WHAT YOU ARE ASKED TO DO
Copy each line below exactly and leave the pictures out.

** start of SUPPLIED RECORDS **

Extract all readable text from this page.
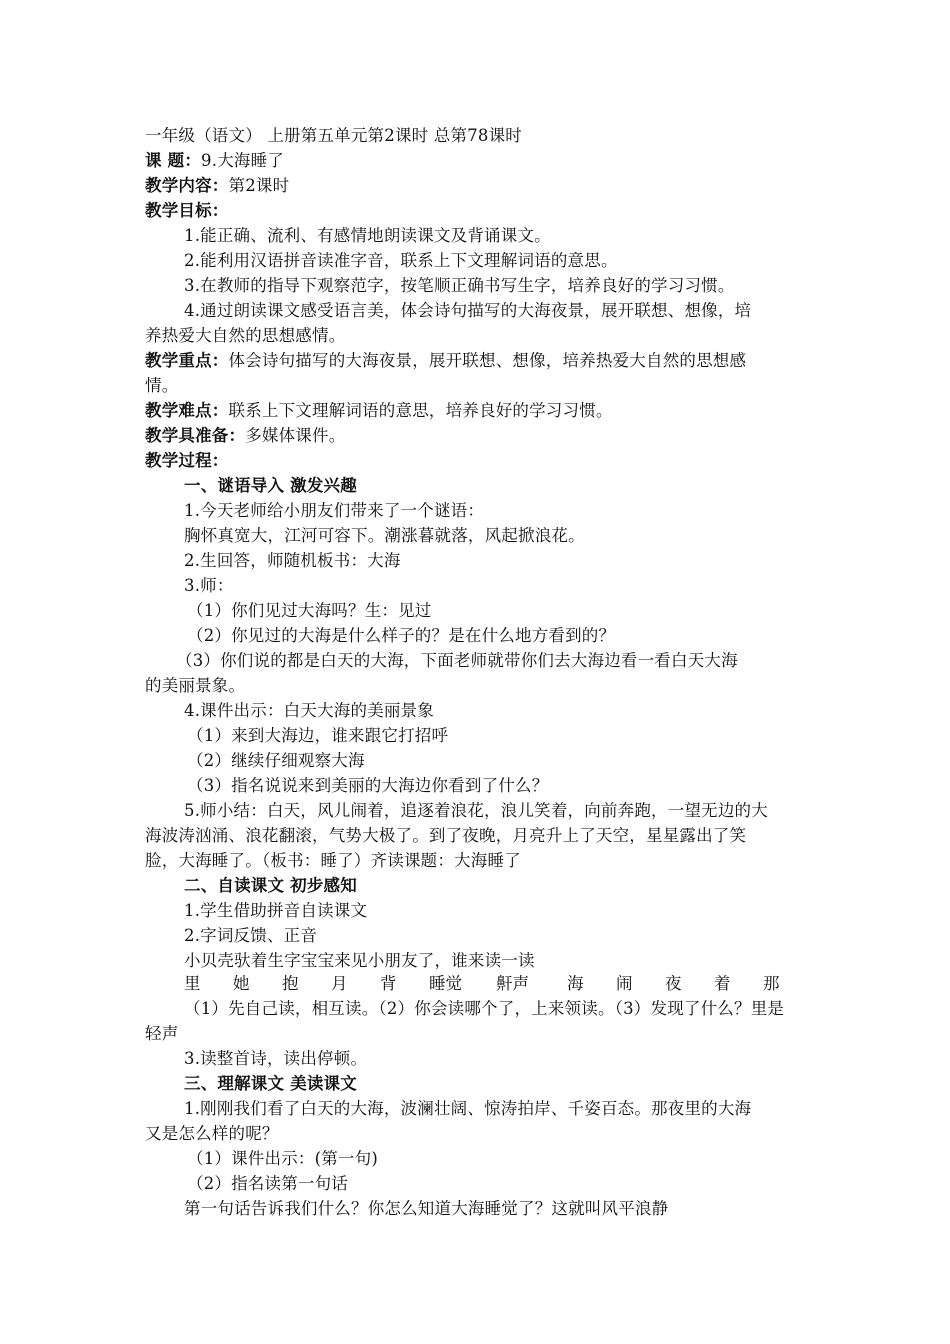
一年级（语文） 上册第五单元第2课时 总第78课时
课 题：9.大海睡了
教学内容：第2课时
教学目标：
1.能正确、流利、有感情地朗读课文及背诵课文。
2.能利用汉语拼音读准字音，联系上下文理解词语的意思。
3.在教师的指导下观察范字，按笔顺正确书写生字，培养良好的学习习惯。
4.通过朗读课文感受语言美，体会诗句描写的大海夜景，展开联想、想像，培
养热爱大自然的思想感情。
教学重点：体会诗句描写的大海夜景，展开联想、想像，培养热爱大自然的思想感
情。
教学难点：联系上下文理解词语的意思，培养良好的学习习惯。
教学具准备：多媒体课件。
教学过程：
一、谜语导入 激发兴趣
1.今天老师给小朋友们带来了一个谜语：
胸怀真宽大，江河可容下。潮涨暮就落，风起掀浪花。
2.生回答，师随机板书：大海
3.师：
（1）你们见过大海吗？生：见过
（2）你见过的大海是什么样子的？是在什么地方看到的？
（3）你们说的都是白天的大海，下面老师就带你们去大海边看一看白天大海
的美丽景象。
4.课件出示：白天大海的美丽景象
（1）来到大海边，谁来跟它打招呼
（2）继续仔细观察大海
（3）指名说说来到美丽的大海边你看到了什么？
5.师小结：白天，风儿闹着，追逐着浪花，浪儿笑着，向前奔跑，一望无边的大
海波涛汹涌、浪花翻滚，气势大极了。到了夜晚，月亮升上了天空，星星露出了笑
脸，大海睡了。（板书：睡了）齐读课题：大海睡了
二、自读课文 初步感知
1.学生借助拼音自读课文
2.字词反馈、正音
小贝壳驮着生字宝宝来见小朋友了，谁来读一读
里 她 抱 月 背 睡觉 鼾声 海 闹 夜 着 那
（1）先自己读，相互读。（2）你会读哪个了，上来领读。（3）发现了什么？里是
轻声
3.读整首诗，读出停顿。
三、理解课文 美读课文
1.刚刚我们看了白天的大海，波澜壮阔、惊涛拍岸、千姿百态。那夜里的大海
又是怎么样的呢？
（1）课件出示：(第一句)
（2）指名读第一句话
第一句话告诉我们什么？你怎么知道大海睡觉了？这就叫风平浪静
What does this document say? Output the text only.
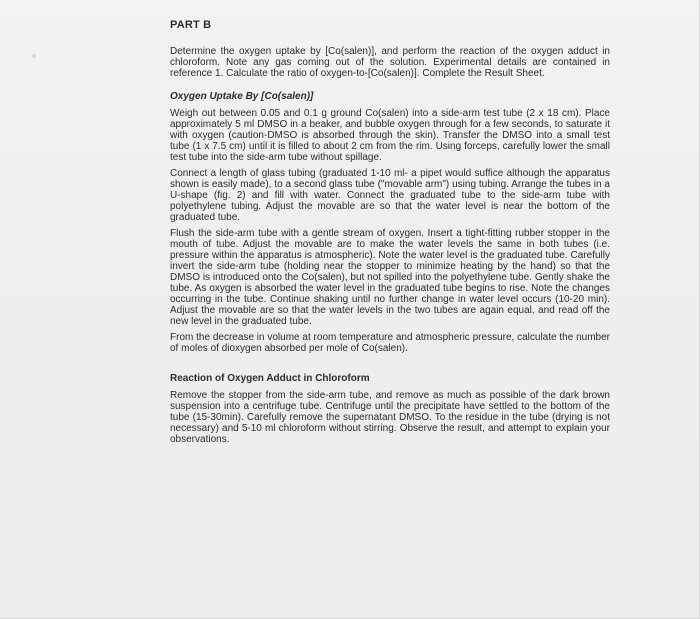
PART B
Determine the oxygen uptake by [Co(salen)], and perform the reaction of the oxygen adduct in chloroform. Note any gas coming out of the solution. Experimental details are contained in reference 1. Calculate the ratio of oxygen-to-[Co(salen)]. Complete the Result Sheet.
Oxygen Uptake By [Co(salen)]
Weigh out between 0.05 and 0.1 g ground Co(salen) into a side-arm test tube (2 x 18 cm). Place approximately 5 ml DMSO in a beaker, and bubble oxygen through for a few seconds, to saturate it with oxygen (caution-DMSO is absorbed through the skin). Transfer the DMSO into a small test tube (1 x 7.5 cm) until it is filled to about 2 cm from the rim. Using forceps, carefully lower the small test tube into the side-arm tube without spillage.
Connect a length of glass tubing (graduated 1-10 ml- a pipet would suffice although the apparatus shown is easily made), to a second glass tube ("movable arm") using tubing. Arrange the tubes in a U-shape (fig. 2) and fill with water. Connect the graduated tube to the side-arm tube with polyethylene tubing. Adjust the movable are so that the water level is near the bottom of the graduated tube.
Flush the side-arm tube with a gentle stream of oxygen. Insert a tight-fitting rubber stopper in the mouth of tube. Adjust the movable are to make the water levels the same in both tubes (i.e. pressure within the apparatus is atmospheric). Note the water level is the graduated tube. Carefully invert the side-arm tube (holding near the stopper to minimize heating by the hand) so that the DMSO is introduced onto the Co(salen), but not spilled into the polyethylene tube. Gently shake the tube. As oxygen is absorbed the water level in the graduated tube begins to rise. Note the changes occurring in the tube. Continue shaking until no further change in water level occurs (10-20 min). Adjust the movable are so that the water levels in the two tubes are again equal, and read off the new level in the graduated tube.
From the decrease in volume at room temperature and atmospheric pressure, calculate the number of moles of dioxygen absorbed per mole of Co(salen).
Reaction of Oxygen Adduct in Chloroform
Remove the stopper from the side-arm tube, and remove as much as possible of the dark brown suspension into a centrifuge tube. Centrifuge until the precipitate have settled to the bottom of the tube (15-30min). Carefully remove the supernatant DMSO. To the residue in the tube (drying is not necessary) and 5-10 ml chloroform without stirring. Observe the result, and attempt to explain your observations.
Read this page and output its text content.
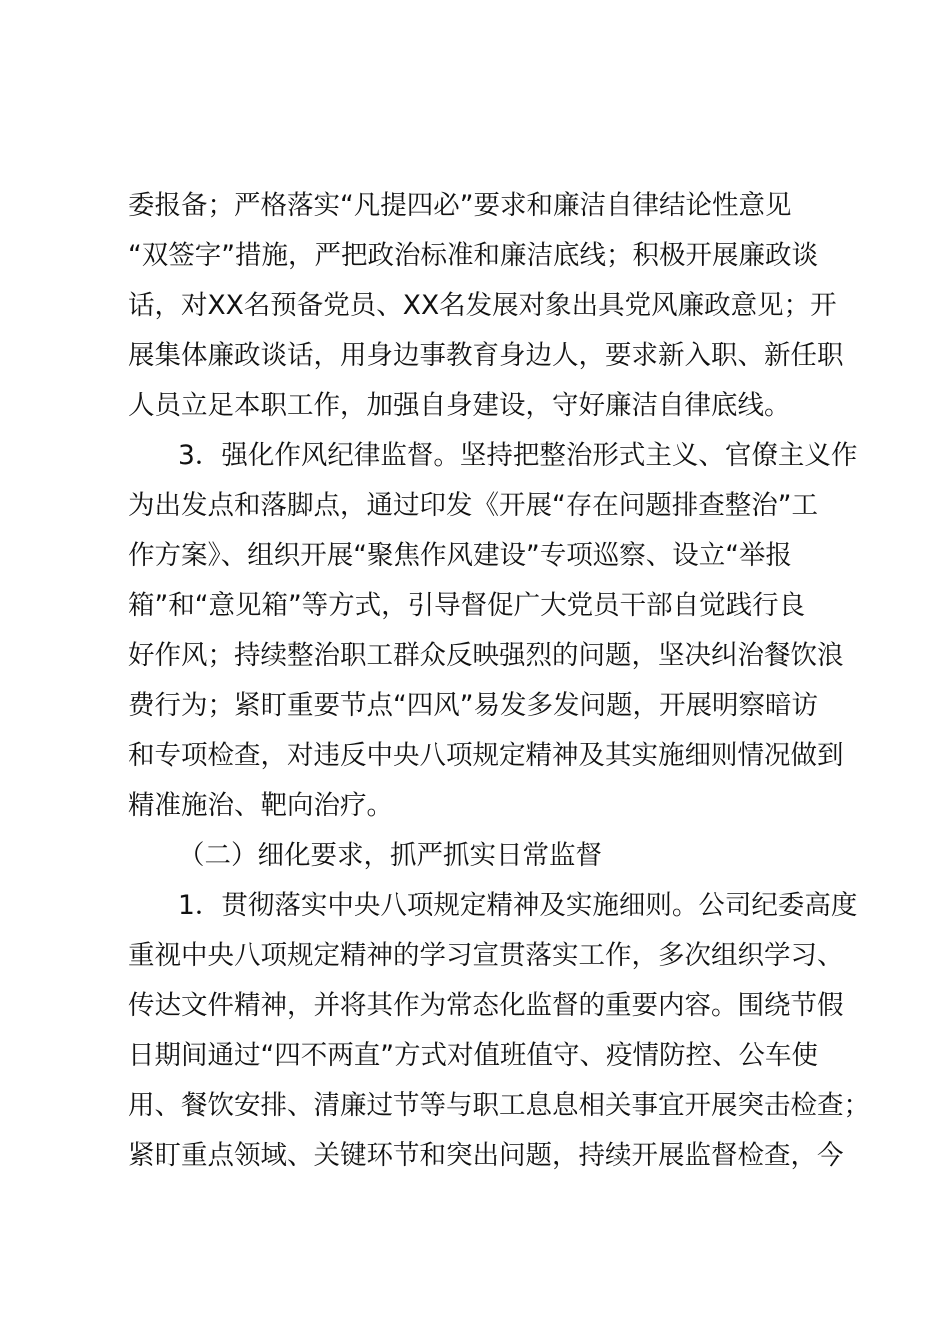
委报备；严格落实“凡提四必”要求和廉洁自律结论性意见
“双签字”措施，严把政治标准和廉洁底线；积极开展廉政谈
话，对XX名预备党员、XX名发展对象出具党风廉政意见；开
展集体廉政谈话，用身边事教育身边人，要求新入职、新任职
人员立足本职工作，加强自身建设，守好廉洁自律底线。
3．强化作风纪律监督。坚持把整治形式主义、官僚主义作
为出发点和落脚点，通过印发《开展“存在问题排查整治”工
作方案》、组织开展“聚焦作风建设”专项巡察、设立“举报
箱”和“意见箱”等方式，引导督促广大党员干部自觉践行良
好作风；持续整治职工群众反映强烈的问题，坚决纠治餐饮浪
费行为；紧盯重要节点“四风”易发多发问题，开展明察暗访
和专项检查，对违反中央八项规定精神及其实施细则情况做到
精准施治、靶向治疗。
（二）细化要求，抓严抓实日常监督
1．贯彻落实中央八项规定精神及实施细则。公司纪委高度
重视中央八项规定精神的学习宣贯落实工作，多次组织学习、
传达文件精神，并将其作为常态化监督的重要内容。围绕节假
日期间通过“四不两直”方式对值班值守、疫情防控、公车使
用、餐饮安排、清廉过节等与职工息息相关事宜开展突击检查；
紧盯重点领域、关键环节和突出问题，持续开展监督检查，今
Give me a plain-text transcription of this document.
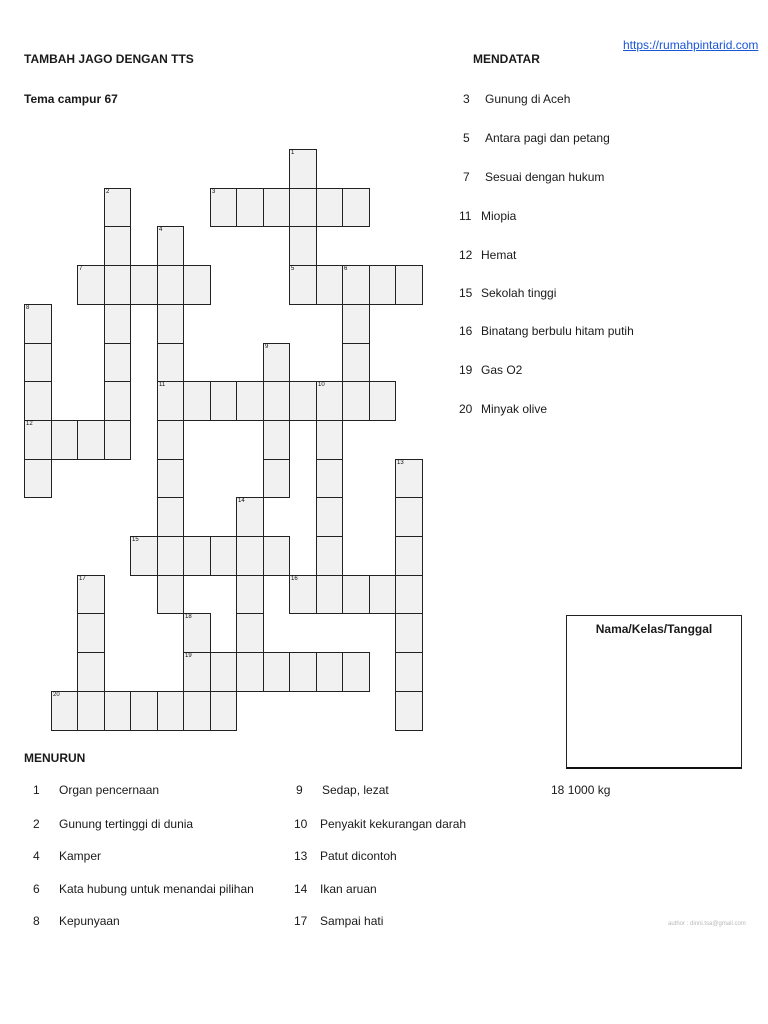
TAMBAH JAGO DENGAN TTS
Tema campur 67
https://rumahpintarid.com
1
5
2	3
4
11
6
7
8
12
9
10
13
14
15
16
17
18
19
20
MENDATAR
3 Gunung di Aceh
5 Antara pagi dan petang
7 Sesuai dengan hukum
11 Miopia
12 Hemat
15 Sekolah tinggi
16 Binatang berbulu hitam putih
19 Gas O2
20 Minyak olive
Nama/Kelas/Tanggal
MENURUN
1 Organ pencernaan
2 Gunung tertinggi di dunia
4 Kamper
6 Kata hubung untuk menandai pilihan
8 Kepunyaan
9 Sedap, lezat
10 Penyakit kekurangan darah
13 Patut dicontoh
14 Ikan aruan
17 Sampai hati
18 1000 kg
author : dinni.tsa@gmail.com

** end of SUPPLIED RECORDS **

FINISHED ANSWER
Extract all readable text from this page.
一年级（语文） 上册第五单元第2课时 总第78课时
课 题：9.大海睡了
教学内容：第2课时
教学目标：
1.能正确、流利、有感情地朗读课文及背诵课文。
2.能利用汉语拼音读准字音，联系上下文理解词语的意思。
3.在教师的指导下观察范字，按笔顺正确书写生字，培养良好的学习习惯。
4.通过朗读课文感受语言美，体会诗句描写的大海夜景，展开联想、想像，培
养热爱大自然的思想感情。
教学重点：体会诗句描写的大海夜景，展开联想、想像，培养热爱大自然的思想感
情。
教学难点：联系上下文理解词语的意思，培养良好的学习习惯。
教学具准备：多媒体课件。
教学过程：
一、谜语导入 激发兴趣
1.今天老师给小朋友们带来了一个谜语：
胸怀真宽大，江河可容下。潮涨暮就落，风起掀浪花。
2.生回答，师随机板书：大海
3.师：
（1）你们见过大海吗？生：见过
（2）你见过的大海是什么样子的？是在什么地方看到的？
（3）你们说的都是白天的大海，下面老师就带你们去大海边看一看白天大海
的美丽景象。
4.课件出示：白天大海的美丽景象
（1）来到大海边，谁来跟它打招呼
（2）继续仔细观察大海
（3）指名说说来到美丽的大海边你看到了什么？
5.师小结：白天，风儿闹着，追逐着浪花，浪儿笑着，向前奔跑，一望无边的大
海波涛汹涌、浪花翻滚，气势大极了。到了夜晚，月亮升上了天空，星星露出了笑
脸，大海睡了。（板书：睡了）齐读课题：大海睡了
二、自读课文 初步感知
1.学生借助拼音自读课文
2.字词反馈、正音
小贝壳驮着生字宝宝来见小朋友了，谁来读一读
里 她 抱 月 背 睡觉 鼾声 海 闹 夜 着 那
（1）先自己读，相互读。（2）你会读哪个了，上来领读。（3）发现了什么？里是
轻声
3.读整首诗，读出停顿。
三、理解课文 美读课文
1.刚刚我们看了白天的大海，波澜壮阔、惊涛拍岸、千姿百态。那夜里的大海
又是怎么样的呢？
（1）课件出示：(第一句)
（2）指名读第一句话
第一句话告诉我们什么？你怎么知道大海睡觉了？这就叫风平浪静
What does this document say? Output the text only.
PART B
Determine the oxygen uptake by [Co(salen)], and perform the reaction of the oxygen adduct in chloroform. Note any gas coming out of the solution. Experimental details are contained in reference 1. Calculate the ratio of oxygen-to-[Co(salen)]. Complete the Result Sheet.
Oxygen Uptake By [Co(salen)]
Weigh out between 0.05 and 0.1 g ground Co(salen) into a side-arm test tube (2 x 18 cm). Place approximately 5 ml DMSO in a beaker, and bubble oxygen through for a few seconds, to saturate it with oxygen (caution-DMSO is absorbed through the skin). Transfer the DMSO into a small test tube (1 x 7.5 cm) until it is filled to about 2 cm from the rim. Using forceps, carefully lower the small test tube into the side-arm tube without spillage.
Connect a length of glass tubing (graduated 1-10 ml- a pipet would suffice although the apparatus shown is easily made), to a second glass tube ("movable arm") using tubing. Arrange the tubes in a U-shape (fig. 2) and fill with water. Connect the graduated tube to the side-arm tube with polyethylene tubing. Adjust the movable are so that the water level is near the bottom of the graduated tube.
Flush the side-arm tube with a gentle stream of oxygen. Insert a tight-fitting rubber stopper in the mouth of tube. Adjust the movable are to make the water levels the same in both tubes (i.e. pressure within the apparatus is atmospheric). Note the water level is the graduated tube. Carefully invert the side-arm tube (holding near the stopper to minimize heating by the hand) so that the DMSO is introduced onto the Co(salen), but not spilled into the polyethylene tube. Gently shake the tube. As oxygen is absorbed the water level in the graduated tube begins to rise. Note the changes occurring in the tube. Continue shaking until no further change in water level occurs (10-20 min). Adjust the movable are so that the water levels in the two tubes are again equal, and read off the new level in the graduated tube.
From the decrease in volume at room temperature and atmospheric pressure, calculate the number of moles of dioxygen absorbed per mole of Co(salen).
Reaction of Oxygen Adduct in Chloroform
Remove the stopper from the side-arm tube, and remove as much as possible of the dark brown suspension into a centrifuge tube. Centrifuge until the precipitate have settled to the bottom of the tube (15-30min). Carefully remove the supernatant DMSO. To the residue in the tube (drying is not necessary) and 5-10 ml chloroform without stirring. Observe the result, and attempt to explain your observations.
Read this page and output its text content.
委报备；严格落实“凡提四必”要求和廉洁自律结论性意见
“双签字”措施，严把政治标准和廉洁底线；积极开展廉政谈
话，对XX名预备党员、XX名发展对象出具党风廉政意见；开
展集体廉政谈话，用身边事教育身边人，要求新入职、新任职
人员立足本职工作，加强自身建设，守好廉洁自律底线。
3．强化作风纪律监督。坚持把整治形式主义、官僚主义作
为出发点和落脚点，通过印发《开展“存在问题排查整治”工
作方案》、组织开展“聚焦作风建设”专项巡察、设立“举报
箱”和“意见箱”等方式，引导督促广大党员干部自觉践行良
好作风；持续整治职工群众反映强烈的问题，坚决纠治餐饮浪
费行为；紧盯重要节点“四风”易发多发问题，开展明察暗访
和专项检查，对违反中央八项规定精神及其实施细则情况做到
精准施治、靶向治疗。
（二）细化要求，抓严抓实日常监督
1．贯彻落实中央八项规定精神及实施细则。公司纪委高度
重视中央八项规定精神的学习宣贯落实工作，多次组织学习、
传达文件精神，并将其作为常态化监督的重要内容。围绕节假
日期间通过“四不两直”方式对值班值守、疫情防控、公车使
用、餐饮安排、清廉过节等与职工息息相关事宜开展突击检查；
紧盯重点领域、关键环节和突出问题，持续开展监督检查，今
Give me a plain-text transcription of this document.
TAMBAH JAGO DENGAN TTS
Tema campur 67
https://rumahpintarid.com
1
5
2	3
4
11
6
7
8
12
9
10
13
14
15
16
17
18
19
20
MENDATAR
3 Gunung di Aceh
5 Antara pagi dan petang
7 Sesuai dengan hukum
11 Miopia
12 Hemat
15 Sekolah tinggi
16 Binatang berbulu hitam putih
19 Gas O2
20 Minyak olive
Nama/Kelas/Tanggal
MENURUN
1 Organ pencernaan
2 Gunung tertinggi di dunia
4 Kamper
6 Kata hubung untuk menandai pilihan
8 Kepunyaan
9 Sedap, lezat
10 Penyakit kekurangan darah
13 Patut dicontoh
14 Ikan aruan
17 Sampai hati
18 1000 kg
author : dinni.tsa@gmail.com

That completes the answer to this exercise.